**Problem to solve**
How many lines in the records below hold the string "true"? Please answer with the number and nothing more.
— START Supplied material —
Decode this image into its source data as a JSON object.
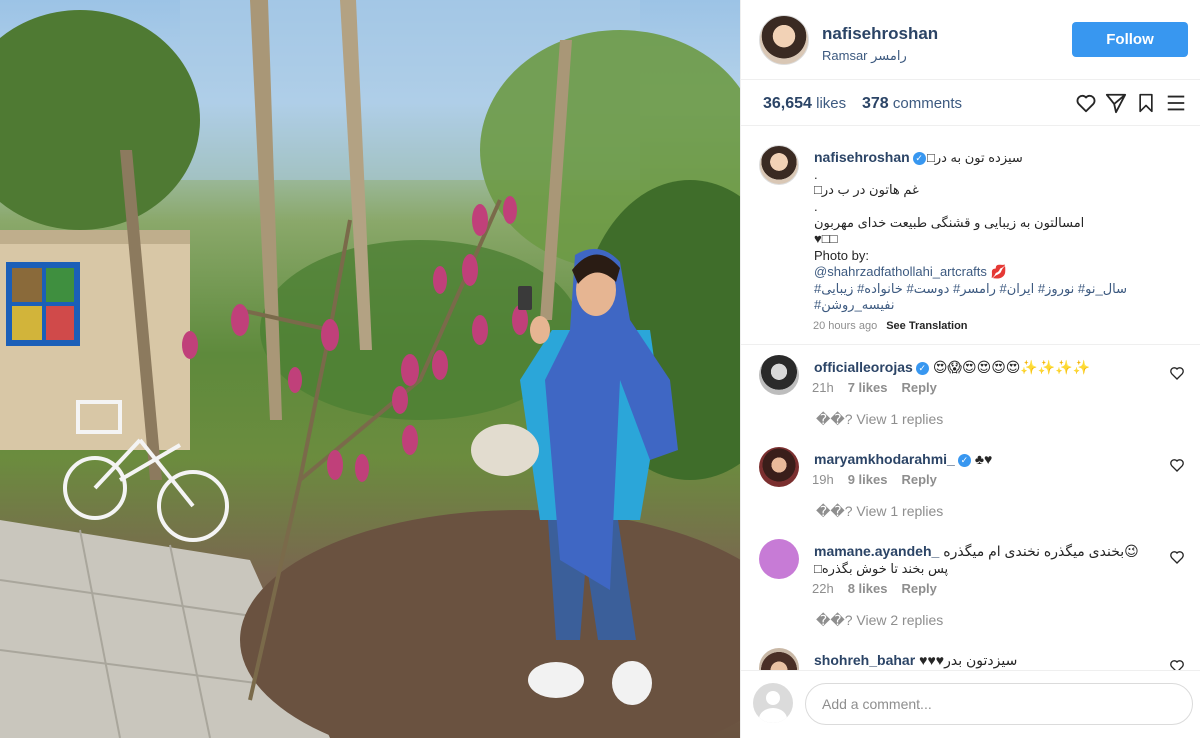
{
  "post": {
    "username": "nafisehroshan",
    "location": "Ramsar رامسر",
    "follow_label": "Follow",
    "likes_count": "36,654",
    "likes_label": "likes",
    "comments_count": "378",
    "comments_label": "comments"
  },
  "icons": {
    "like": "heart-icon",
    "share": "send-icon",
    "save": "bookmark-icon",
    "menu": "menu-icon"
  },
  "caption": {
    "username": "nafisehroshan",
    "lines": [
      "سیزده تون به در□",
      ".",
      "غم هاتون در ب در□",
      ".",
      "امسالتون به زیبایی و قشنگی طبیعت خدای مهربون",
      "♥□□",
      "Photo by:",
      "@shahrzadfathollahi_artcrafts 💋",
      "سال_نو# نوروز# ایران# رامسر# دوست# خانواده# زیبایی#",
      "نفیسه_روشن#"
    ],
    "time": "20 hours ago",
    "see_translation": "See Translation"
  },
  "comments": [
    {
      "username": "officialleorojas",
      "verified": true,
      "text": "😍😱😍😍😍😍✨✨✨✨",
      "time": "21h",
      "likes": "7 likes",
      "reply_label": "Reply",
      "replies": "��? View 1 replies"
    },
    {
      "username": "maryamkhodarahmi_",
      "verified": true,
      "text": "♣♥",
      "time": "19h",
      "likes": "9 likes",
      "reply_label": "Reply",
      "replies": "��? View 1 replies"
    },
    {
      "username": "mamane.ayandeh_",
      "verified": false,
      "text": "بخندی میگذره نخندی ام میگذره😉",
      "text2": "پس بخند تا خوش بگذره□",
      "time": "22h",
      "likes": "8 likes",
      "reply_label": "Reply",
      "replies": "��? View 2 replies"
    },
    {
      "username": "shohreh_bahar",
      "verified": false,
      "text": "♥♥♥سیزدتون بدر"
    }
  ],
  "add_comment": {
    "placeholder": "Add a comment..."
  },
  "colors": {
    "accent": "#3897f0",
    "username": "#2b4466",
    "muted": "#8e8e8e"
  }
}
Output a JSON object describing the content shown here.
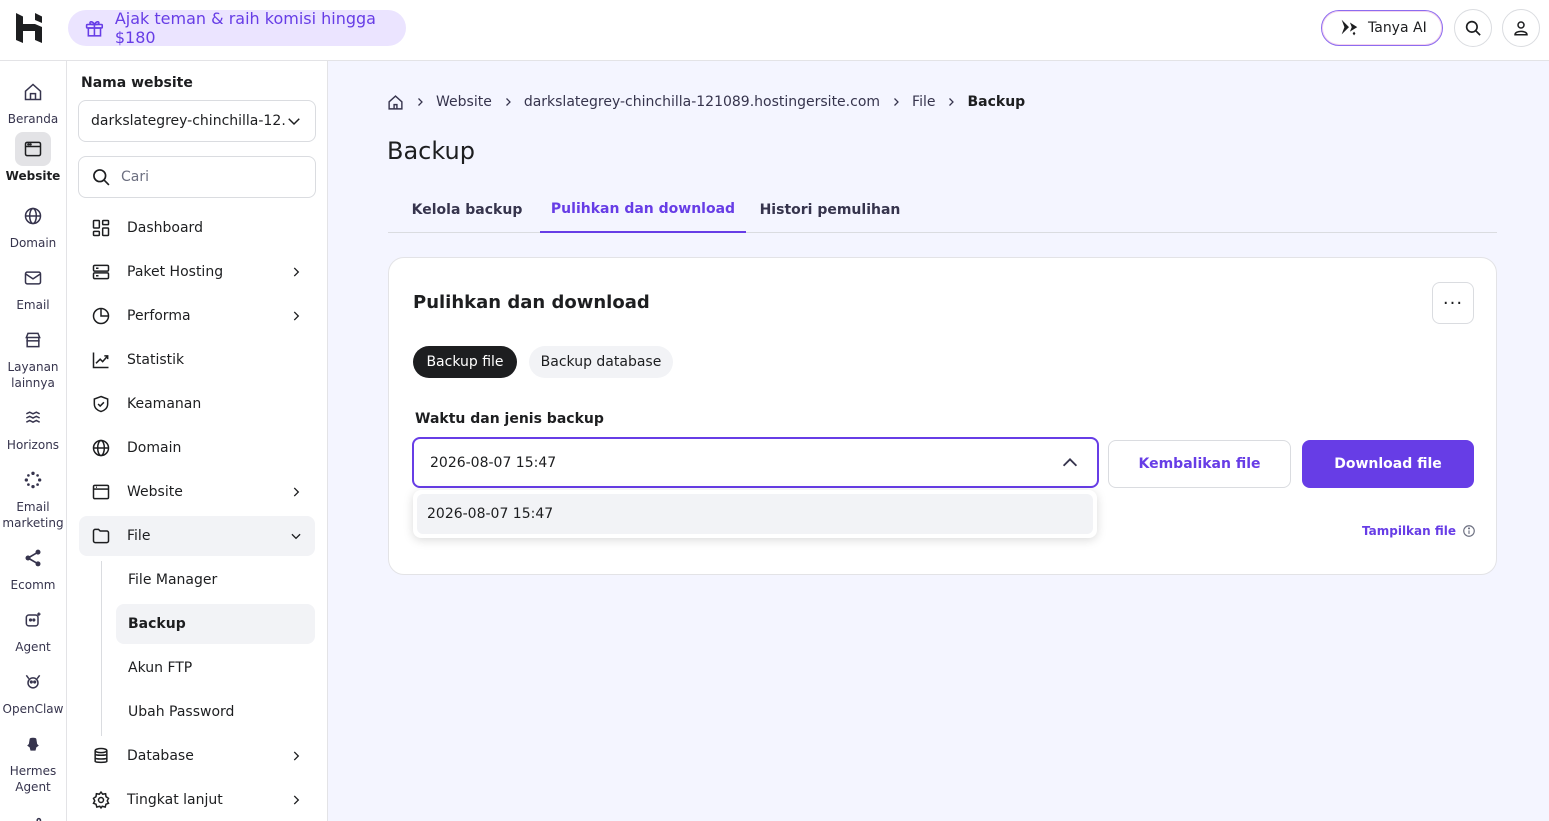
{
  "topbar": {
    "promo_text": "Ajak teman & raih komisi hingga $180",
    "ask_ai_label": "Tanya AI"
  },
  "rail": {
    "items": [
      {
        "label": "Beranda",
        "icon": "home-icon"
      },
      {
        "label": "Website",
        "icon": "website-icon",
        "active": true
      },
      {
        "label": "Domain",
        "icon": "globe-icon"
      },
      {
        "label": "Email",
        "icon": "mail-icon"
      },
      {
        "label": "Layanan lainnya",
        "icon": "store-icon"
      },
      {
        "label": "Horizons",
        "icon": "horizons-icon"
      },
      {
        "label": "Email marketing",
        "icon": "email-marketing-icon"
      },
      {
        "label": "Ecomm",
        "icon": "ecomm-icon"
      },
      {
        "label": "Agent",
        "icon": "agent-icon"
      },
      {
        "label": "OpenClaw",
        "icon": "openclaw-icon"
      },
      {
        "label": "Hermes Agent",
        "icon": "hermes-icon"
      }
    ]
  },
  "sidebar": {
    "title": "Nama website",
    "site_selected": "darkslategrey-chinchilla-12…",
    "search_placeholder": "Cari",
    "items": [
      {
        "label": "Dashboard"
      },
      {
        "label": "Paket Hosting"
      },
      {
        "label": "Performa"
      },
      {
        "label": "Statistik"
      },
      {
        "label": "Keamanan"
      },
      {
        "label": "Domain"
      },
      {
        "label": "Website"
      },
      {
        "label": "File"
      },
      {
        "label": "Database"
      },
      {
        "label": "Tingkat lanjut"
      }
    ],
    "file_sub": [
      {
        "label": "File Manager"
      },
      {
        "label": "Backup"
      },
      {
        "label": "Akun FTP"
      },
      {
        "label": "Ubah Password"
      }
    ]
  },
  "breadcrumb": [
    "Website",
    "darkslategrey-chinchilla-121089.hostingersite.com",
    "File",
    "Backup"
  ],
  "page": {
    "title": "Backup",
    "tabs": [
      "Kelola backup",
      "Pulihkan dan download",
      "Histori pemulihan"
    ],
    "active_tab": "Pulihkan dan download"
  },
  "card": {
    "title": "Pulihkan dan download",
    "more_label": "···",
    "pills": [
      "Backup file",
      "Backup database"
    ],
    "field_label": "Waktu dan jenis backup",
    "selected_value": "2026-08-07 15:47",
    "options": [
      "2026-08-07 15:47"
    ],
    "restore_label": "Kembalikan file",
    "download_label": "Download file",
    "show_files_label": "Tampilkan file"
  },
  "colors": {
    "accent": "#673de6",
    "promo_bg": "#ebe4ff",
    "dark_pill": "#1d1e20"
  }
}
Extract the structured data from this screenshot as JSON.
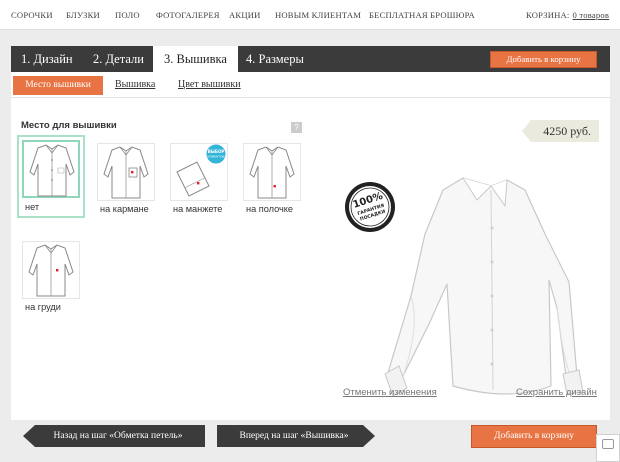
{
  "topnav": {
    "items": [
      {
        "label": "СОРОЧКИ"
      },
      {
        "label": "БЛУЗКИ"
      },
      {
        "label": "ПОЛО"
      },
      {
        "label": "ФОТОГАЛЕРЕЯ"
      },
      {
        "label": "АКЦИИ"
      },
      {
        "label": "НОВЫМ КЛИЕНТАМ"
      },
      {
        "label": "БЕСПЛАТНАЯ БРОШЮРА"
      }
    ],
    "cart_label": "КОРЗИНА:",
    "cart_link": "0 товаров"
  },
  "steps": [
    {
      "label": "1. Дизайн"
    },
    {
      "label": "2. Детали"
    },
    {
      "label": "3. Вышивка",
      "active": true
    },
    {
      "label": "4. Размеры"
    }
  ],
  "add_to_cart_top": "Добавить в корзину",
  "subtabs": [
    {
      "label": "Место вышивки",
      "active": true
    },
    {
      "label": "Вышивка"
    },
    {
      "label": "Цвет вышивки"
    }
  ],
  "placement": {
    "title": "Место для вышивки",
    "help": "?",
    "options": [
      {
        "label": "нет",
        "selected": true
      },
      {
        "label": "на кармане"
      },
      {
        "label": "на манжете",
        "badge": "ВЫБОР КЛИЕНТОВ"
      },
      {
        "label": "на полочке"
      },
      {
        "label": "на груди"
      }
    ]
  },
  "price": "4250 руб.",
  "guarantee_badge": {
    "line1": "100%",
    "line2": "ГАРАНТИЯ",
    "line3": "ПОСАДКИ"
  },
  "links": {
    "cancel": "Отменить изменения",
    "save": "Сохранить дизайн"
  },
  "nav_buttons": {
    "back": "Назад на шаг «Обметка петель»",
    "next": "Вперед на шаг «Вышивка»",
    "add_to_cart": "Добавить в корзину"
  },
  "colors": {
    "accent": "#e87343",
    "dark": "#3b3b3b",
    "selected_border": "#a9e2c7"
  }
}
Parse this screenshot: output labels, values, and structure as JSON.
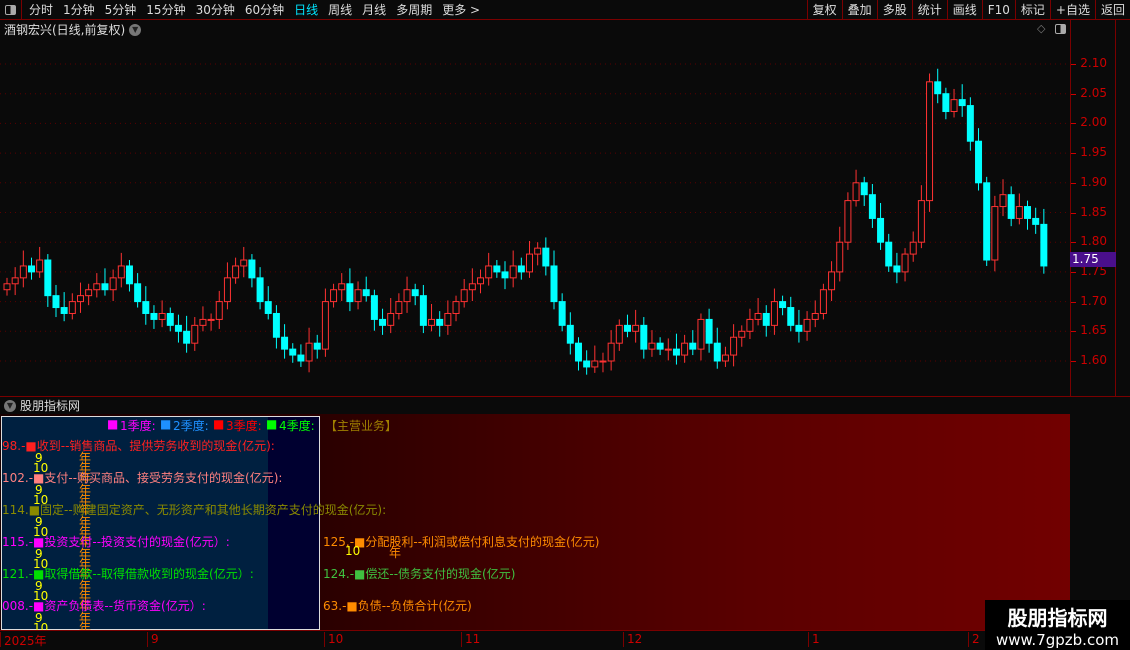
{
  "toolbar": {
    "periods": [
      "分时",
      "1分钟",
      "5分钟",
      "15分钟",
      "30分钟",
      "60分钟",
      "日线",
      "周线",
      "月线",
      "多周期",
      "更多 >"
    ],
    "active": "日线",
    "right_buttons": [
      "复权",
      "叠加",
      "多股",
      "统计",
      "画线",
      "F10",
      "标记",
      "+自选",
      "返回"
    ]
  },
  "stock_title": "酒钢宏兴(日线,前复权)",
  "price_axis": {
    "ticks": [
      "2.10",
      "2.05",
      "2.00",
      "1.95",
      "1.90",
      "1.85",
      "1.80",
      "1.75",
      "1.70",
      "1.65",
      "1.60"
    ],
    "current": "1.75",
    "current_bg": "#4a0f8c"
  },
  "colors": {
    "up": "#ff3232",
    "down": "#00ffff",
    "axis": "#cc0000"
  },
  "chart_data": {
    "type": "candlestick",
    "ylim": [
      1.57,
      2.14
    ],
    "closes": [
      1.73,
      1.74,
      1.76,
      1.75,
      1.77,
      1.71,
      1.69,
      1.68,
      1.7,
      1.71,
      1.72,
      1.73,
      1.72,
      1.74,
      1.76,
      1.73,
      1.7,
      1.68,
      1.67,
      1.68,
      1.66,
      1.65,
      1.63,
      1.66,
      1.67,
      1.67,
      1.7,
      1.74,
      1.76,
      1.77,
      1.74,
      1.7,
      1.68,
      1.64,
      1.62,
      1.61,
      1.6,
      1.63,
      1.62,
      1.7,
      1.72,
      1.73,
      1.7,
      1.72,
      1.71,
      1.67,
      1.66,
      1.68,
      1.7,
      1.72,
      1.71,
      1.66,
      1.67,
      1.66,
      1.68,
      1.7,
      1.72,
      1.73,
      1.74,
      1.76,
      1.75,
      1.74,
      1.76,
      1.75,
      1.78,
      1.79,
      1.76,
      1.7,
      1.66,
      1.63,
      1.6,
      1.59,
      1.6,
      1.6,
      1.63,
      1.66,
      1.65,
      1.66,
      1.62,
      1.63,
      1.62,
      1.62,
      1.61,
      1.63,
      1.62,
      1.67,
      1.63,
      1.6,
      1.61,
      1.64,
      1.65,
      1.67,
      1.68,
      1.66,
      1.7,
      1.69,
      1.66,
      1.65,
      1.67,
      1.68,
      1.72,
      1.75,
      1.8,
      1.87,
      1.9,
      1.88,
      1.84,
      1.8,
      1.76,
      1.75,
      1.78,
      1.8,
      1.87,
      2.07,
      2.05,
      2.02,
      2.04,
      2.03,
      1.97,
      1.9,
      1.77,
      1.86,
      1.88,
      1.84,
      1.86,
      1.84,
      1.83,
      1.76
    ]
  },
  "indicator": {
    "name": "股朋指标网",
    "legend": [
      {
        "label": "1季度:",
        "color": "#ff00ff"
      },
      {
        "label": "2季度:",
        "color": "#1e90ff"
      },
      {
        "label": "3季度:",
        "color": "#ff0000"
      },
      {
        "label": "4季度:",
        "color": "#00ff00"
      }
    ],
    "main_business": "【主营业务】",
    "left_items": [
      {
        "text": "98.-■收到--销售商品、提供劳务收到的现金(亿元):",
        "color": "#ff2020"
      },
      {
        "text": "102.-■支付--购买商品、接受劳务支付的现金(亿元):",
        "color": "#ff8080"
      },
      {
        "text": "114.■固定--购建固定资产、无形资产和其他长期资产支付的现金(亿元):",
        "color": "#8a8a00"
      },
      {
        "text": "115.-■投资支付--投资支付的现金(亿元）:",
        "color": "#ff00ff"
      },
      {
        "text": "121.-■取得借款--取得借款收到的现金(亿元）:",
        "color": "#00e000"
      },
      {
        "text": "008.-■资产负债表--货币资金(亿元）:",
        "color": "#ff00ff"
      }
    ],
    "right_items": [
      {
        "text": "125.-■分配股利--利润或偿付利息支付的现金(亿元)",
        "color": "#ff8c00"
      },
      {
        "text": "124.-■偿还--债务支付的现金(亿元)",
        "color": "#40c040"
      },
      {
        "text": "63.-■负债--负债合计(亿元)",
        "color": "#ff8c00"
      }
    ],
    "month_labels": [
      "9",
      "10"
    ],
    "year_char": "年"
  },
  "date_axis": [
    "2025年",
    "9",
    "10",
    "11",
    "12",
    "1",
    "2"
  ],
  "watermark": {
    "name": "股朋指标网",
    "url": "www.7gpzb.com"
  }
}
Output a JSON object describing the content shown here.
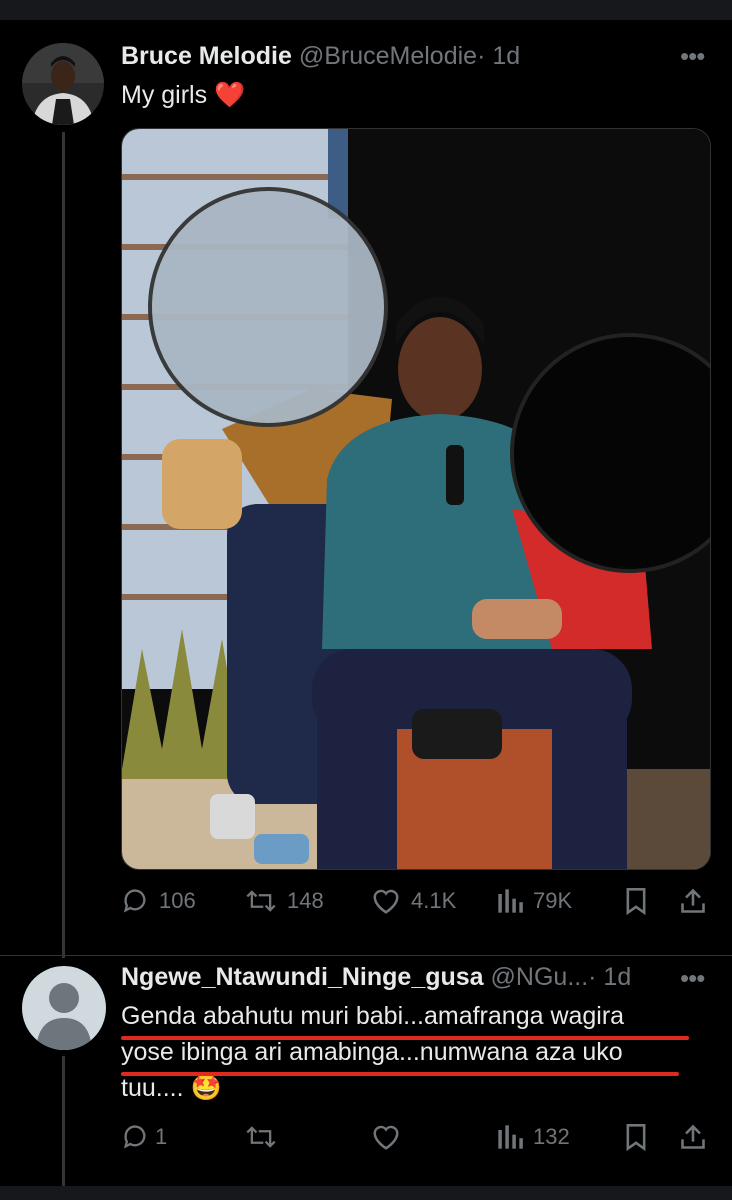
{
  "post": {
    "author_name": "Bruce Melodie",
    "author_handle": "@BruceMelodie",
    "time": "· 1d",
    "text": "My girls",
    "emoji": "❤️",
    "more_icon": "more-icon",
    "stats": {
      "replies": "106",
      "reposts": "148",
      "likes": "4.1K",
      "views": "79K"
    }
  },
  "reply": {
    "author_name": "Ngewe_Ntawundi_Ninge_gusa",
    "author_handle": "@NGu...",
    "time": "· 1d",
    "line1": "Genda abahutu muri babi...amafranga wagira",
    "line2": "yose ibinga ari amabinga...numwana aza uko",
    "line3": "tuu....",
    "emoji": "🤩",
    "stats": {
      "replies": "1",
      "views": "132"
    }
  },
  "colors": {
    "background": "#000000",
    "text": "#e7e9ea",
    "muted": "#71767b",
    "underline": "#e0291f"
  }
}
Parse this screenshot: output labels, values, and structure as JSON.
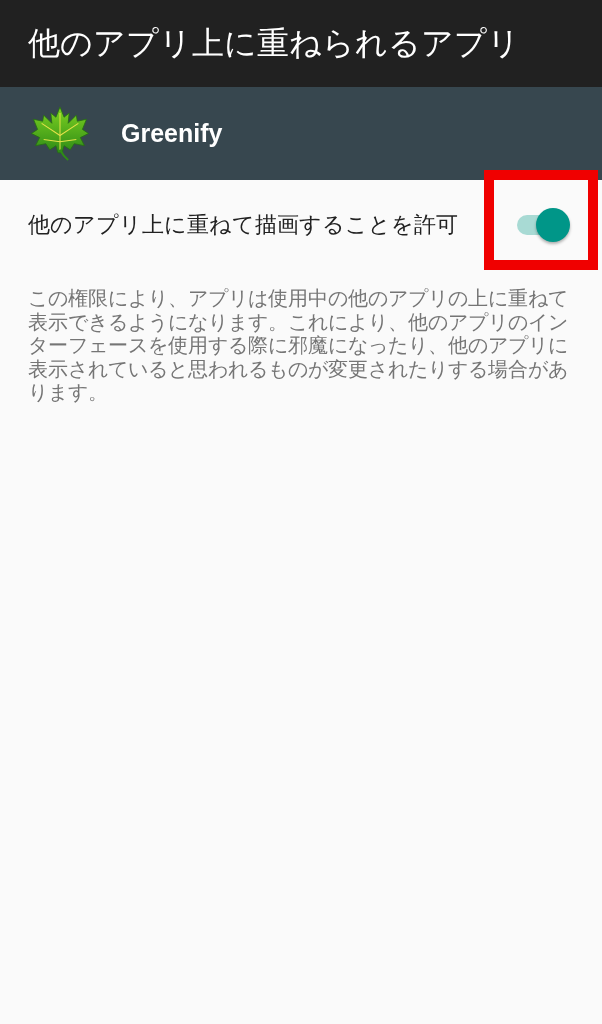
{
  "app_bar": {
    "title": "他のアプリ上に重ねられるアプリ"
  },
  "app_header": {
    "name": "Greenify"
  },
  "settings": [
    {
      "kind": "switch",
      "label": "他のアプリ上に重ねて描画することを許可",
      "on": true,
      "highlighted": true
    }
  ],
  "description": "この権限により、アプリは使用中の他のアプリの上に重ねて表示できるようになります。これにより、他のアプリのインターフェースを使用する際に邪魔になったり、他のアプリに表示されていると思われるものが変更されたりする場合があります。"
}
— END Supplied material —
**Answer to the problem**
8